To be done | Reply with one number: the count of lines in the data that hold the string "JSON".

The data |
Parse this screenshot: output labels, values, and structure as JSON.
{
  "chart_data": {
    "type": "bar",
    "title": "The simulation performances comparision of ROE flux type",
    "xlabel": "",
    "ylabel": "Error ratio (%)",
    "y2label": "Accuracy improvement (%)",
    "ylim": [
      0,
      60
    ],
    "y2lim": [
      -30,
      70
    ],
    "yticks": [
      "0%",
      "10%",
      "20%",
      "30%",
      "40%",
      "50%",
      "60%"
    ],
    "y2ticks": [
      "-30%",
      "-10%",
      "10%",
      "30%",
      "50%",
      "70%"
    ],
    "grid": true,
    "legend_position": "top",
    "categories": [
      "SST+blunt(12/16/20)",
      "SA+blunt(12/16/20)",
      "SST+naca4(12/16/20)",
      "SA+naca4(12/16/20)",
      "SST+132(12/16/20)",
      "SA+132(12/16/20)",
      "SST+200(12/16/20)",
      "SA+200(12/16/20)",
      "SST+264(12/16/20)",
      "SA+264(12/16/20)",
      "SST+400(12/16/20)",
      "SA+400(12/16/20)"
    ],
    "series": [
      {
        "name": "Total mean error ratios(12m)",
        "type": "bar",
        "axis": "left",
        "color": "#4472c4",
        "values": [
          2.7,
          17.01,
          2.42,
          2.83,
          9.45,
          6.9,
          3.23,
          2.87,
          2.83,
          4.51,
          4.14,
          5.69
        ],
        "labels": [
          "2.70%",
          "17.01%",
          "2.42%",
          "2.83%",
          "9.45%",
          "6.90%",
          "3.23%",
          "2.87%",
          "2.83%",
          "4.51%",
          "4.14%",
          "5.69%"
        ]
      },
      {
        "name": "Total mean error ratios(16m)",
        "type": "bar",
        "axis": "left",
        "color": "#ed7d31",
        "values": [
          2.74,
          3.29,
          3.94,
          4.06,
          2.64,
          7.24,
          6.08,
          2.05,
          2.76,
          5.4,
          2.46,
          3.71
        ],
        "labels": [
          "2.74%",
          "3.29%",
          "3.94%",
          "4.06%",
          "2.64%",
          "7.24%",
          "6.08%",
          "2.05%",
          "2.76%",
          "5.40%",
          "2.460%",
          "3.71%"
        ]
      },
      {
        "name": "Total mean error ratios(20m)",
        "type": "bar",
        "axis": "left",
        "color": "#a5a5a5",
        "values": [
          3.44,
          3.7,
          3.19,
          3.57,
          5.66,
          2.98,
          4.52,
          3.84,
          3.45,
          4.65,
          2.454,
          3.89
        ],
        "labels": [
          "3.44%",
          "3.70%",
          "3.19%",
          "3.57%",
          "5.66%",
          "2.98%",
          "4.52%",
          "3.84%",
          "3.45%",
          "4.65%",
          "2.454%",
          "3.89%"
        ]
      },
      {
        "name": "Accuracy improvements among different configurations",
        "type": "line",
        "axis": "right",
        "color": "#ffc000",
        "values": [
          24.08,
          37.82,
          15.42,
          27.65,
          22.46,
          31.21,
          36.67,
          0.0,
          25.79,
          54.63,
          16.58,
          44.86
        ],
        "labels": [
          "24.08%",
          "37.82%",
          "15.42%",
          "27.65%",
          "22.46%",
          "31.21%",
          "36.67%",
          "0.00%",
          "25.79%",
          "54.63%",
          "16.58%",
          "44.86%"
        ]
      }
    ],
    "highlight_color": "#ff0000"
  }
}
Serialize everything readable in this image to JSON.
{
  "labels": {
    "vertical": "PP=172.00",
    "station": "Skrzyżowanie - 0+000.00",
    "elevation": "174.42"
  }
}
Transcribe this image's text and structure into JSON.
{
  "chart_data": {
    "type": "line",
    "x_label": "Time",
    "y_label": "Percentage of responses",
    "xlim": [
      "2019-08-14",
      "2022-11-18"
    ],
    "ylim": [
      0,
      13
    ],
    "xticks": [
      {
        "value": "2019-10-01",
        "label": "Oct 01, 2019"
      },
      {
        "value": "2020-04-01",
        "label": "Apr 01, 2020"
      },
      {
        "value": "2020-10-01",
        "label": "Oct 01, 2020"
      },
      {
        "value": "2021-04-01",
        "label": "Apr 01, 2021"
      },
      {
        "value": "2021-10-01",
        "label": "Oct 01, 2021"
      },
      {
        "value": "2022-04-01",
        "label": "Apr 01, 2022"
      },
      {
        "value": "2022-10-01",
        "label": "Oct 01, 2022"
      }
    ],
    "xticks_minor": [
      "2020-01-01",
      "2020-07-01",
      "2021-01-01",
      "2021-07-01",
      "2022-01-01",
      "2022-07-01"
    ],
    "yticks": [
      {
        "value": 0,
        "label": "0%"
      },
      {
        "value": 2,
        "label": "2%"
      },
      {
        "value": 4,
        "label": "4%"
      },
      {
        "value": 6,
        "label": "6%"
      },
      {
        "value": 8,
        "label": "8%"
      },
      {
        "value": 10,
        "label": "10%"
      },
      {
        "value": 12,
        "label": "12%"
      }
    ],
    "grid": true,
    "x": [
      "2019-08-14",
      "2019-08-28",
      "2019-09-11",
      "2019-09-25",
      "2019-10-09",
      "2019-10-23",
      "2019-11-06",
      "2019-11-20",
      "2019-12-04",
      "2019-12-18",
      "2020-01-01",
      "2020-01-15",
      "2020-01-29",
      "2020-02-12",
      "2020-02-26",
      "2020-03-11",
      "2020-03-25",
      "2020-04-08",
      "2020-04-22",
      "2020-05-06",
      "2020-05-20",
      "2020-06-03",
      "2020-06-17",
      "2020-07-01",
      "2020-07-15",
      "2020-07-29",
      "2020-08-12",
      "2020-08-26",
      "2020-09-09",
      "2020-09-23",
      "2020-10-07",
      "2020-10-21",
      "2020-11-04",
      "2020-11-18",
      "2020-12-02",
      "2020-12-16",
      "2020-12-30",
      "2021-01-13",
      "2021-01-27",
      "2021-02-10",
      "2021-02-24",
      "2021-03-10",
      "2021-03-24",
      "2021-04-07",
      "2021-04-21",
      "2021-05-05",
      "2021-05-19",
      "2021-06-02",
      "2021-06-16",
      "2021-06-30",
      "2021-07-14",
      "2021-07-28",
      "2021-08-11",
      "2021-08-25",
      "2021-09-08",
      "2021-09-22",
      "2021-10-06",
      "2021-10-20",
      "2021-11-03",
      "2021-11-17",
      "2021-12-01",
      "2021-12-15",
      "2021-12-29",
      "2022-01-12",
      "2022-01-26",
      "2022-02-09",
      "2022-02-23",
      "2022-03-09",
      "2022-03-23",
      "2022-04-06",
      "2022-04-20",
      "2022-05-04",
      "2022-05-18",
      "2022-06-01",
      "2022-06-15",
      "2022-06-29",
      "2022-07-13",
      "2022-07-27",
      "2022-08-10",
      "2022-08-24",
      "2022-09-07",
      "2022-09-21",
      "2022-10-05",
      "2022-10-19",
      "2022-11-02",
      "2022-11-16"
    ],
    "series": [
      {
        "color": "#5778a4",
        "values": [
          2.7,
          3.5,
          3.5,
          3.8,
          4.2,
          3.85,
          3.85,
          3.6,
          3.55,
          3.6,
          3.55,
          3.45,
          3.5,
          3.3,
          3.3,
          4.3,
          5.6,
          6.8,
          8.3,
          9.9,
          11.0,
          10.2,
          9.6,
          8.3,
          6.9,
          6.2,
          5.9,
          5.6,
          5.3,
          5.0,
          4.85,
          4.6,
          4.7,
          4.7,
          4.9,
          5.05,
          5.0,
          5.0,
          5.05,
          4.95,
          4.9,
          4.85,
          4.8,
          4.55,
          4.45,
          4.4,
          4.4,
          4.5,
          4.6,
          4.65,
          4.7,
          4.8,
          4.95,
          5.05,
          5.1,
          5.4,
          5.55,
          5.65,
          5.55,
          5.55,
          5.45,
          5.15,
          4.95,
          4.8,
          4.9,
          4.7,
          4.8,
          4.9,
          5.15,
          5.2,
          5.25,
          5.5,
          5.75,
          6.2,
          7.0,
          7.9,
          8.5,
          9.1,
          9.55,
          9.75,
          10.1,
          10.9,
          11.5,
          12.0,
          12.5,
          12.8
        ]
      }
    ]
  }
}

The solution | 3